Set down each line of the data below exactly as it stands, dropping the pictures.

ENTRIES SHOWN:
━━━━━━━━

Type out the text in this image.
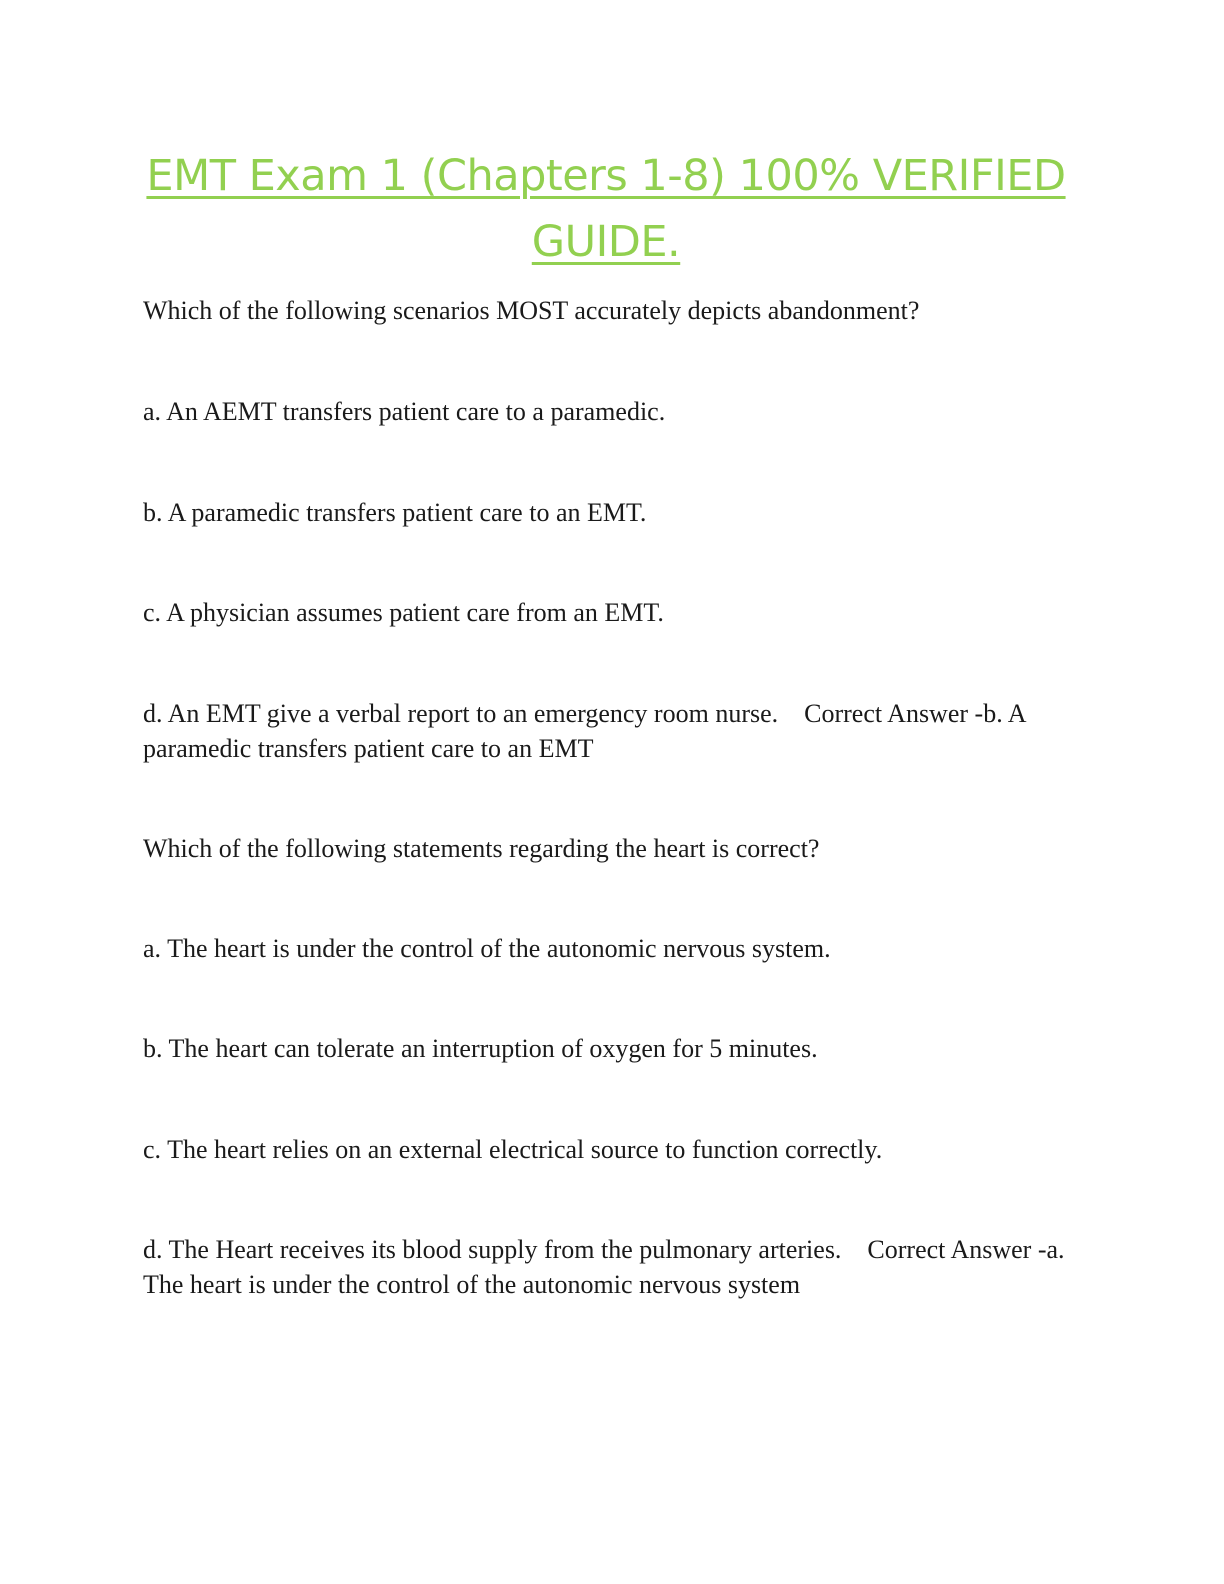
EMT Exam 1 (Chapters 1-8) 100% VERIFIED GUIDE.

Which of the following scenarios MOST accurately depicts abandonment?

a. An AEMT transfers patient care to a paramedic.

b. A paramedic transfers patient care to an EMT.

c. A physician assumes patient care from an EMT.

d. An EMT give a verbal report to an emergency room nurse.    Correct Answer -b. A paramedic transfers patient care to an EMT

Which of the following statements regarding the heart is correct?

a. The heart is under the control of the autonomic nervous system.

b. The heart can tolerate an interruption of oxygen for 5 minutes.

c. The heart relies on an external electrical source to function correctly.

d. The Heart receives its blood supply from the pulmonary arteries.    Correct Answer -a. The heart is under the control of the autonomic nervous system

━━━━━━━━

RESPONSE TO THIS TASK:
Type out the text in this image.
EMT Exam 1 (Chapters 1-8) 100% VERIFIED GUIDE.

Which of the following scenarios MOST accurately depicts abandonment?

a. An AEMT transfers patient care to a paramedic.

b. A paramedic transfers patient care to an EMT.

c. A physician assumes patient care from an EMT.

d. An EMT give a verbal report to an emergency room nurse.    Correct Answer -b. A paramedic transfers patient care to an EMT

Which of the following statements regarding the heart is correct?

a. The heart is under the control of the autonomic nervous system.

b. The heart can tolerate an interruption of oxygen for 5 minutes.

c. The heart relies on an external electrical source to function correctly.

d. The Heart receives its blood supply from the pulmonary arteries.    Correct Answer -a. The heart is under the control of the autonomic nervous system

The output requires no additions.